- [Problem to work on]:
Output the records exactly as they appear, with no pictures included.

Dataset rows about figures:
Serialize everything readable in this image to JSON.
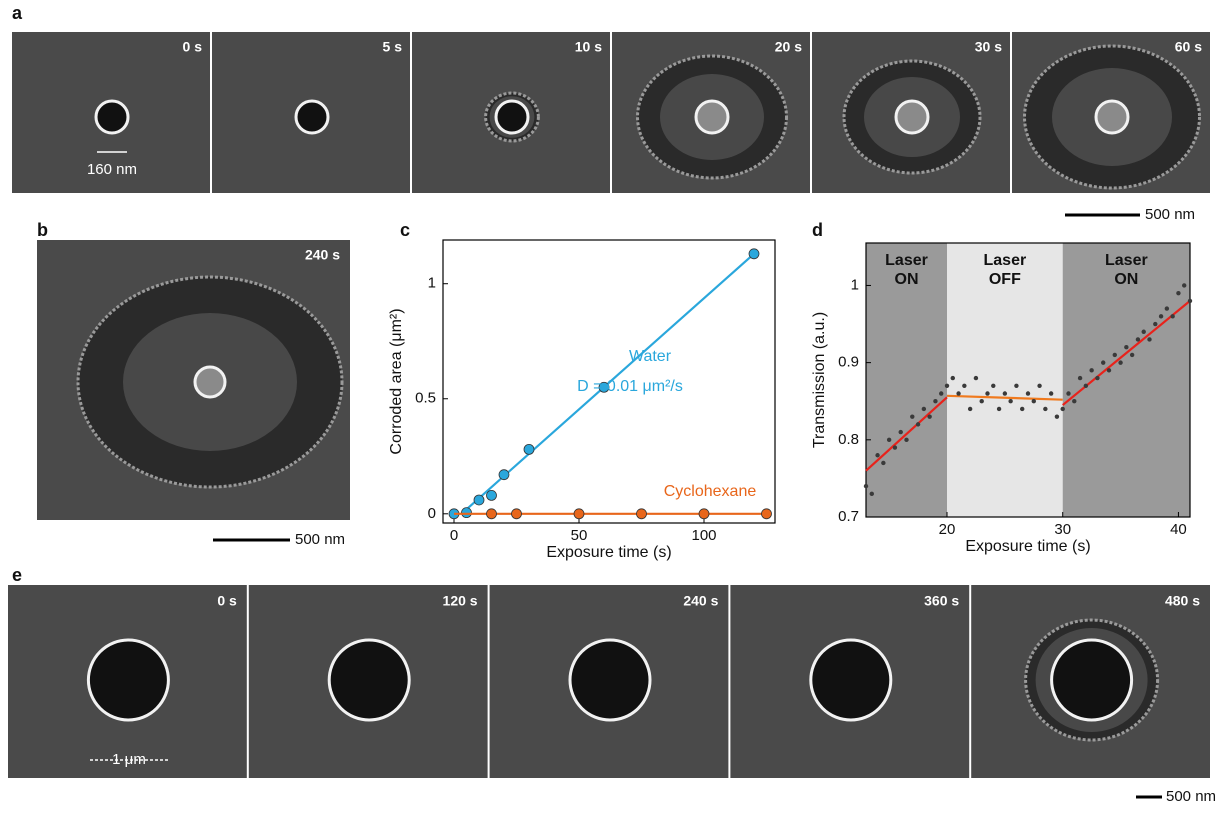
{
  "figure": {
    "panel_letters": [
      "a",
      "b",
      "c",
      "d",
      "e"
    ],
    "a": {
      "times": [
        "0 s",
        "5 s",
        "10 s",
        "20 s",
        "30 s",
        "60 s"
      ],
      "diameter": "160 nm",
      "scale_bar": "500 nm"
    },
    "b": {
      "time": "240 s",
      "scale_bar": "500 nm"
    },
    "e": {
      "times": [
        "0 s",
        "120 s",
        "240 s",
        "360 s",
        "480 s"
      ],
      "diameter": "1 μm",
      "scale_bar": "500 nm"
    }
  },
  "chart_data": [
    {
      "type": "scatter",
      "xlabel": "Exposure time (s)",
      "ylabel": "Corroded area (μm²)",
      "xlim": [
        -4.4,
        128.4
      ],
      "ylim": [
        -0.04,
        1.19
      ],
      "xticks": [
        0,
        50,
        100
      ],
      "yticks": [
        0,
        0.5,
        1
      ],
      "annotation": "D = 0.01 μm²/s",
      "series": [
        {
          "name": "Water",
          "color": "#2aa7dc",
          "x": [
            0,
            5,
            10,
            15,
            20,
            30,
            60,
            120
          ],
          "values": [
            0,
            0.005,
            0.06,
            0.08,
            0.17,
            0.28,
            0.55,
            1.13
          ],
          "fit": {
            "x": [
              3,
              120
            ],
            "values": [
              0,
              1.13
            ]
          }
        },
        {
          "name": "Cyclohexane",
          "color": "#e8661b",
          "x": [
            15,
            25,
            50,
            75,
            100,
            125
          ],
          "values": [
            0,
            0,
            0,
            0,
            0,
            0
          ],
          "fit": {
            "x": [
              0,
              125
            ],
            "values": [
              0,
              0
            ]
          }
        }
      ]
    },
    {
      "type": "scatter",
      "xlabel": "Exposure time (s)",
      "ylabel": "Transmission (a.u.)",
      "xlim": [
        13,
        41
      ],
      "ylim": [
        0.7,
        1.055
      ],
      "xticks": [
        20,
        30,
        40
      ],
      "yticks": [
        0.7,
        0.8,
        0.9,
        1
      ],
      "regions": [
        {
          "x": [
            13,
            20
          ],
          "label": [
            "Laser",
            "ON"
          ],
          "color": "#9a9a9a"
        },
        {
          "x": [
            20,
            30
          ],
          "label": [
            "Laser",
            "OFF"
          ],
          "color": "#e6e6e6"
        },
        {
          "x": [
            30,
            41
          ],
          "label": [
            "Laser",
            "ON"
          ],
          "color": "#9a9a9a"
        }
      ],
      "series": [
        {
          "color": "#3a3a3a",
          "x": [
            13,
            13.5,
            14,
            14.5,
            15,
            15.5,
            16,
            16.5,
            17,
            17.5,
            18,
            18.5,
            19,
            19.5,
            20,
            20.5,
            21,
            21.5,
            22,
            22.5,
            23,
            23.5,
            24,
            24.5,
            25,
            25.5,
            26,
            26.5,
            27,
            27.5,
            28,
            28.5,
            29,
            29.5,
            30,
            30.5,
            31,
            31.5,
            32,
            32.5,
            33,
            33.5,
            34,
            34.5,
            35,
            35.5,
            36,
            36.5,
            37,
            37.5,
            38,
            38.5,
            39,
            39.5,
            40,
            40.5,
            41
          ],
          "values": [
            0.74,
            0.73,
            0.78,
            0.77,
            0.8,
            0.79,
            0.81,
            0.8,
            0.83,
            0.82,
            0.84,
            0.83,
            0.85,
            0.86,
            0.87,
            0.88,
            0.86,
            0.87,
            0.84,
            0.88,
            0.85,
            0.86,
            0.87,
            0.84,
            0.86,
            0.85,
            0.87,
            0.84,
            0.86,
            0.85,
            0.87,
            0.84,
            0.86,
            0.83,
            0.84,
            0.86,
            0.85,
            0.88,
            0.87,
            0.89,
            0.88,
            0.9,
            0.89,
            0.91,
            0.9,
            0.92,
            0.91,
            0.93,
            0.94,
            0.93,
            0.95,
            0.96,
            0.97,
            0.96,
            0.99,
            1.0,
            0.98
          ]
        }
      ],
      "fits": [
        {
          "x": [
            13,
            20
          ],
          "values": [
            0.76,
            0.855
          ],
          "color": "#e8221b"
        },
        {
          "x": [
            20,
            30
          ],
          "values": [
            0.857,
            0.852
          ],
          "color": "#f07a1e"
        },
        {
          "x": [
            30,
            41
          ],
          "values": [
            0.845,
            0.98
          ],
          "color": "#e8221b"
        }
      ]
    }
  ]
}
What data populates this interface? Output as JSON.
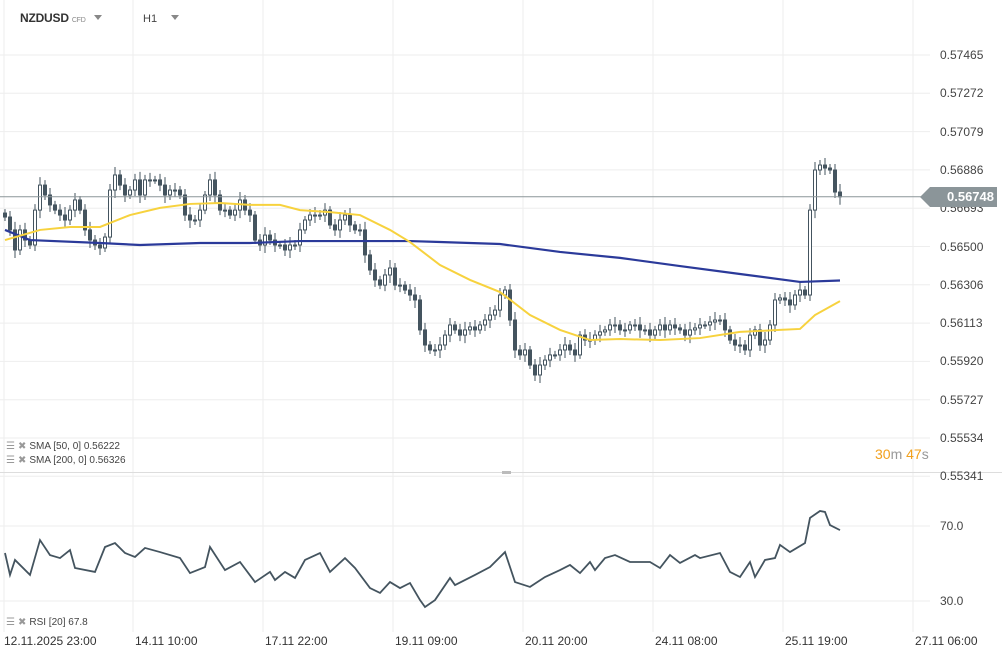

- [Full response]:
Serialize everything readable in this image to JSON.
{
  "figure": {
    "panel_letters": [
      "a",
      "b",
      "c",
      "d",
      "e"
    ],
    "a": {
      "times": [
        "0 s",
        "5 s",
        "10 s",
        "20 s",
        "30 s",
        "60 s"
      ],
      "diameter": "160 nm",
      "scale_bar": "500 nm"
    },
    "b": {
      "time": "240 s",
      "scale_bar": "500 nm"
    },
    "e": {
      "times": [
        "0 s",
        "120 s",
        "240 s",
        "360 s",
        "480 s"
      ],
      "diameter": "1 μm",
      "scale_bar": "500 nm"
    }
  },
  "chart_data": [
    {
      "type": "scatter",
      "xlabel": "Exposure time (s)",
      "ylabel": "Corroded area (μm²)",
      "xlim": [
        -4.4,
        128.4
      ],
      "ylim": [
        -0.04,
        1.19
      ],
      "xticks": [
        0,
        50,
        100
      ],
      "yticks": [
        0,
        0.5,
        1
      ],
      "annotation": "D = 0.01 μm²/s",
      "series": [
        {
          "name": "Water",
          "color": "#2aa7dc",
          "x": [
            0,
            5,
            10,
            15,
            20,
            30,
            60,
            120
          ],
          "values": [
            0,
            0.005,
            0.06,
            0.08,
            0.17,
            0.28,
            0.55,
            1.13
          ],
          "fit": {
            "x": [
              3,
              120
            ],
            "values": [
              0,
              1.13
            ]
          }
        },
        {
          "name": "Cyclohexane",
          "color": "#e8661b",
          "x": [
            15,
            25,
            50,
            75,
            100,
            125
          ],
          "values": [
            0,
            0,
            0,
            0,
            0,
            0
          ],
          "fit": {
            "x": [
              0,
              125
            ],
            "values": [
              0,
              0
            ]
          }
        }
      ]
    },
    {
      "type": "scatter",
      "xlabel": "Exposure time (s)",
      "ylabel": "Transmission (a.u.)",
      "xlim": [
        13,
        41
      ],
      "ylim": [
        0.7,
        1.055
      ],
      "xticks": [
        20,
        30,
        40
      ],
      "yticks": [
        0.7,
        0.8,
        0.9,
        1
      ],
      "regions": [
        {
          "x": [
            13,
            20
          ],
          "label": [
            "Laser",
            "ON"
          ],
          "color": "#9a9a9a"
        },
        {
          "x": [
            20,
            30
          ],
          "label": [
            "Laser",
            "OFF"
          ],
          "color": "#e6e6e6"
        },
        {
          "x": [
            30,
            41
          ],
          "label": [
            "Laser",
            "ON"
          ],
          "color": "#9a9a9a"
        }
      ],
      "series": [
        {
          "color": "#3a3a3a",
          "x": [
            13,
            13.5,
            14,
            14.5,
            15,
            15.5,
            16,
            16.5,
            17,
            17.5,
            18,
            18.5,
            19,
            19.5,
            20,
            20.5,
            21,
            21.5,
            22,
            22.5,
            23,
            23.5,
            24,
            24.5,
            25,
            25.5,
            26,
            26.5,
            27,
            27.5,
            28,
            28.5,
            29,
            29.5,
            30,
            30.5,
            31,
            31.5,
            32,
            32.5,
            33,
            33.5,
            34,
            34.5,
            35,
            35.5,
            36,
            36.5,
            37,
            37.5,
            38,
            38.5,
            39,
            39.5,
            40,
            40.5,
            41
          ],
          "values": [
            0.74,
            0.73,
            0.78,
            0.77,
            0.8,
            0.79,
            0.81,
            0.8,
            0.83,
            0.82,
            0.84,
            0.83,
            0.85,
            0.86,
            0.87,
            0.88,
            0.86,
            0.87,
            0.84,
            0.88,
            0.85,
            0.86,
            0.87,
            0.84,
            0.86,
            0.85,
            0.87,
            0.84,
            0.86,
            0.85,
            0.87,
            0.84,
            0.86,
            0.83,
            0.84,
            0.86,
            0.85,
            0.88,
            0.87,
            0.89,
            0.88,
            0.9,
            0.89,
            0.91,
            0.9,
            0.92,
            0.91,
            0.93,
            0.94,
            0.93,
            0.95,
            0.96,
            0.97,
            0.96,
            0.99,
            1.0,
            0.98
          ]
        }
      ],
      "fits": [
        {
          "x": [
            13,
            20
          ],
          "values": [
            0.76,
            0.855
          ],
          "color": "#e8221b"
        },
        {
          "x": [
            20,
            30
          ],
          "values": [
            0.857,
            0.852
          ],
          "color": "#f07a1e"
        },
        {
          "x": [
            30,
            41
          ],
          "values": [
            0.845,
            0.98
          ],
          "color": "#e8221b"
        }
      ]
    }
  ]
}
What data populates this interface? Output as JSON.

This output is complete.